GOAL OF THE EXERCISE:
Isolate every line in the data with the string "Theme" and copy it.

────────────────────────────────────────

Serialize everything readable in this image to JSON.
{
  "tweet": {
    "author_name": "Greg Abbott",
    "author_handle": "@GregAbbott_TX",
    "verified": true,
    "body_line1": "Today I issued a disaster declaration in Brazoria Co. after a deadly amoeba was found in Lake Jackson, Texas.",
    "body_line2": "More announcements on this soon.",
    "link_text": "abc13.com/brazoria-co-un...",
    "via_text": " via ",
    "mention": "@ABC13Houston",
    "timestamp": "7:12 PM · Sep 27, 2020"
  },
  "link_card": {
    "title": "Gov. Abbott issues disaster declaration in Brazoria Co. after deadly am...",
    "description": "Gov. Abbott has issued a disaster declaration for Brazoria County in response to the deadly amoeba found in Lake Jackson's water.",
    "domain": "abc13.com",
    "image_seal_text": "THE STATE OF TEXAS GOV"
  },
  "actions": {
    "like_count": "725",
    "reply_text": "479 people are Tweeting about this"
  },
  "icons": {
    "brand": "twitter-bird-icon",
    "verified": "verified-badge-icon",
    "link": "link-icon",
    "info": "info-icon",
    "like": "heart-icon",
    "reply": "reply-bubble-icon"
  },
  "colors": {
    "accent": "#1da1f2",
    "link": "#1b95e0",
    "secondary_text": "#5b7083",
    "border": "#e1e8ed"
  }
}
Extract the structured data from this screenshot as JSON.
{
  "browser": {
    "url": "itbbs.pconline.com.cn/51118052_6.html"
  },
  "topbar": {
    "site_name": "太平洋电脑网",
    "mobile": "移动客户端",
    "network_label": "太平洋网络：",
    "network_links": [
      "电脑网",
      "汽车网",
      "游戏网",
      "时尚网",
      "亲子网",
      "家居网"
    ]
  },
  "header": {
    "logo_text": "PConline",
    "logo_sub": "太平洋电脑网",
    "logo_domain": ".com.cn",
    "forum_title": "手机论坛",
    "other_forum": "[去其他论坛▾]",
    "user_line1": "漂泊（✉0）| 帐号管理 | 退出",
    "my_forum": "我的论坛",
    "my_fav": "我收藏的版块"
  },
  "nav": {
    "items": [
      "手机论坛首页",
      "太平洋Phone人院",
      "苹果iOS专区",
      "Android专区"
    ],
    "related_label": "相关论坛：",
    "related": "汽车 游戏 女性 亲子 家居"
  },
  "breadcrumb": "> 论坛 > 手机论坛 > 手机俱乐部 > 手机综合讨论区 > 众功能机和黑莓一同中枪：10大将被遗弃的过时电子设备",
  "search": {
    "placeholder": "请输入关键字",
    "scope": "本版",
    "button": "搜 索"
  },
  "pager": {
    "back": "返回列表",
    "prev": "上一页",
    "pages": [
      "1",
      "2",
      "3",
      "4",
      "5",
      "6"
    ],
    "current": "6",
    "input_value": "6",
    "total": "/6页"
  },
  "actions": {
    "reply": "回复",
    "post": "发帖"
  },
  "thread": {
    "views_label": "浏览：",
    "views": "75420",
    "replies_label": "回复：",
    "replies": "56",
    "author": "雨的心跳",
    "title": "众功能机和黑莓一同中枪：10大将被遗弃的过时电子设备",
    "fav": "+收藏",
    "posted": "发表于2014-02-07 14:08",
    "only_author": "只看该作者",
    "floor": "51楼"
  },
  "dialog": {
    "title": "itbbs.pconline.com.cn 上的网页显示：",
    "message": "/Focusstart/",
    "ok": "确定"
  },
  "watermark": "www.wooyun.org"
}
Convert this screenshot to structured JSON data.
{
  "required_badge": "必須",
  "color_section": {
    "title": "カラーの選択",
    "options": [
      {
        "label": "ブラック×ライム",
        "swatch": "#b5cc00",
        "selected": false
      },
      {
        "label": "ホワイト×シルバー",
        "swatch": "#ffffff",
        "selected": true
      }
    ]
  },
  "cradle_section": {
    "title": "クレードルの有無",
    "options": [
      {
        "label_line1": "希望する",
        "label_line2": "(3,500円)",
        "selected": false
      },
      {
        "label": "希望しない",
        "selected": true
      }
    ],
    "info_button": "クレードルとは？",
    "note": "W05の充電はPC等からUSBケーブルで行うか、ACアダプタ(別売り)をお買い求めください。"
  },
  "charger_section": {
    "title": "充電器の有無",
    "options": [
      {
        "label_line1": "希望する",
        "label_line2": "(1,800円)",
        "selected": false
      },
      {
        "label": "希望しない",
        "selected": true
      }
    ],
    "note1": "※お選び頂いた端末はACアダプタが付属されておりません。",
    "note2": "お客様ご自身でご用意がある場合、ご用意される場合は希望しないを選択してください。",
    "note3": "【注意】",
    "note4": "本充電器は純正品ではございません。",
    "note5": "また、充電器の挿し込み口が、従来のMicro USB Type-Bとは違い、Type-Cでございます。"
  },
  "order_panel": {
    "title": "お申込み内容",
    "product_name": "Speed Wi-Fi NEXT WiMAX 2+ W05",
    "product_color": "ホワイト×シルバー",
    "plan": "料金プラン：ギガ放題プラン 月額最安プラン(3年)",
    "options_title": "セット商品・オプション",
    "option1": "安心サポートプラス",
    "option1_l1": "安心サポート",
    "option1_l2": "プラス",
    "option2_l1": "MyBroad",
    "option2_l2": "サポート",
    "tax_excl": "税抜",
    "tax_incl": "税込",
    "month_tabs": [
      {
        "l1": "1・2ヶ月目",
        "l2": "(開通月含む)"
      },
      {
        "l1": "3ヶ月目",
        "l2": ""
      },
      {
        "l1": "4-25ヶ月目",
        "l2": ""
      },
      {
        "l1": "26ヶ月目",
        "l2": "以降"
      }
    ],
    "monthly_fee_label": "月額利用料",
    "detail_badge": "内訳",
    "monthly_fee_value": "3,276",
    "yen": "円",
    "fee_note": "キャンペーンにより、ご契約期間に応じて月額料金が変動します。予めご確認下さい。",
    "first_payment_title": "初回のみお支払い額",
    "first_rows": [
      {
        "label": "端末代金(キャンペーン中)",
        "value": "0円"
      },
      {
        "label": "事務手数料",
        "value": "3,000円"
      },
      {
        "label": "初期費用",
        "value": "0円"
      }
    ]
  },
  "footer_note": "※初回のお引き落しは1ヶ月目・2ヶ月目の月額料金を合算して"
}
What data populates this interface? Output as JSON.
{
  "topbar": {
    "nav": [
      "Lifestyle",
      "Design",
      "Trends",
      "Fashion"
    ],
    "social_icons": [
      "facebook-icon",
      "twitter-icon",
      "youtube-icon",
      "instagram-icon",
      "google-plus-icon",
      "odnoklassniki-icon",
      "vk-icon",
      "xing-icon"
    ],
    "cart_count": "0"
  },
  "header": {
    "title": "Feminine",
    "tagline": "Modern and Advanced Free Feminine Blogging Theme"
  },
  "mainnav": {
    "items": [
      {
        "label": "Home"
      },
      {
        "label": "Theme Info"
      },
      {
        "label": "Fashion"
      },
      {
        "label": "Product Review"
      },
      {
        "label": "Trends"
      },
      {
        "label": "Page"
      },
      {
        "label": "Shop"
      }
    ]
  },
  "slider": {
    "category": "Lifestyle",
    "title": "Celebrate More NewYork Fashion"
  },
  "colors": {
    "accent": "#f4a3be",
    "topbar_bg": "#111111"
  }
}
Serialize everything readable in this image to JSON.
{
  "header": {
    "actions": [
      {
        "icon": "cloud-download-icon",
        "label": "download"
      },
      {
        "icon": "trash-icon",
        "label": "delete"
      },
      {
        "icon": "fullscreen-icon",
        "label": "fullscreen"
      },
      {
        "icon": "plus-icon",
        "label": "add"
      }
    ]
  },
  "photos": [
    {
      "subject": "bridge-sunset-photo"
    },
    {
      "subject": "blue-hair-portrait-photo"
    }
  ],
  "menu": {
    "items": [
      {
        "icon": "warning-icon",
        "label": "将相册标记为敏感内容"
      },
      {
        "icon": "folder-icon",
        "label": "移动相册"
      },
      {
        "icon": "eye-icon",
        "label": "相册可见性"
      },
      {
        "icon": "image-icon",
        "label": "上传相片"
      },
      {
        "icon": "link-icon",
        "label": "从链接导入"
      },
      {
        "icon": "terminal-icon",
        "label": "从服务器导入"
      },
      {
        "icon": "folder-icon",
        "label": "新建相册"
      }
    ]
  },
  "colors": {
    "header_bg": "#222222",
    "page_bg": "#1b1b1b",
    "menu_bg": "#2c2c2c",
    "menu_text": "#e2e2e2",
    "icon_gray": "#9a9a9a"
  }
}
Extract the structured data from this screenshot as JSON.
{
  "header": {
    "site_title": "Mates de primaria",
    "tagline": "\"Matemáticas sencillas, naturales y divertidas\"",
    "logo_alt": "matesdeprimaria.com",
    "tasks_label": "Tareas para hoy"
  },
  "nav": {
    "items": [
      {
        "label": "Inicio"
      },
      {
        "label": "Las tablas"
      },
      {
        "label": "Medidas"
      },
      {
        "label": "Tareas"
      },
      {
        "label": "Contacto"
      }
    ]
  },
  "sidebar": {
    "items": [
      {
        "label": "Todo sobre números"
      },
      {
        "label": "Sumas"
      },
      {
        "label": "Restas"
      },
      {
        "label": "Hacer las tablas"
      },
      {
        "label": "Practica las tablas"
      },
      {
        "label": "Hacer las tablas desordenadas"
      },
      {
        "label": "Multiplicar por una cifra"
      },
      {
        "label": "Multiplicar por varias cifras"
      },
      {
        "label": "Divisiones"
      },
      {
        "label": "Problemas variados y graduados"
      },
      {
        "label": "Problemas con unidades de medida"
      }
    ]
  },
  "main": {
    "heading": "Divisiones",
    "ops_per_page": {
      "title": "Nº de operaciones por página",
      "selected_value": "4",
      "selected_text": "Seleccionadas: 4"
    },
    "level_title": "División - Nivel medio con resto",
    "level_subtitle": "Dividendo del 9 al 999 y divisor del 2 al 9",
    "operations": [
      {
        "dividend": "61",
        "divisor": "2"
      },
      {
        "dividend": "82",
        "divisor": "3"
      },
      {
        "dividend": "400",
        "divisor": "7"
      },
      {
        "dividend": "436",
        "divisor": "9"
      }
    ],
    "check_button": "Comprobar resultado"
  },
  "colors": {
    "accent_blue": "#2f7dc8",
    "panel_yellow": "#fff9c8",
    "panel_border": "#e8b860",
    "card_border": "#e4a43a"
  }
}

────────────────────────────────────────

TASK ANSWER:
    "tagline": "Modern and Advanced Free Feminine Blogging Theme"
        "label": "Theme Info"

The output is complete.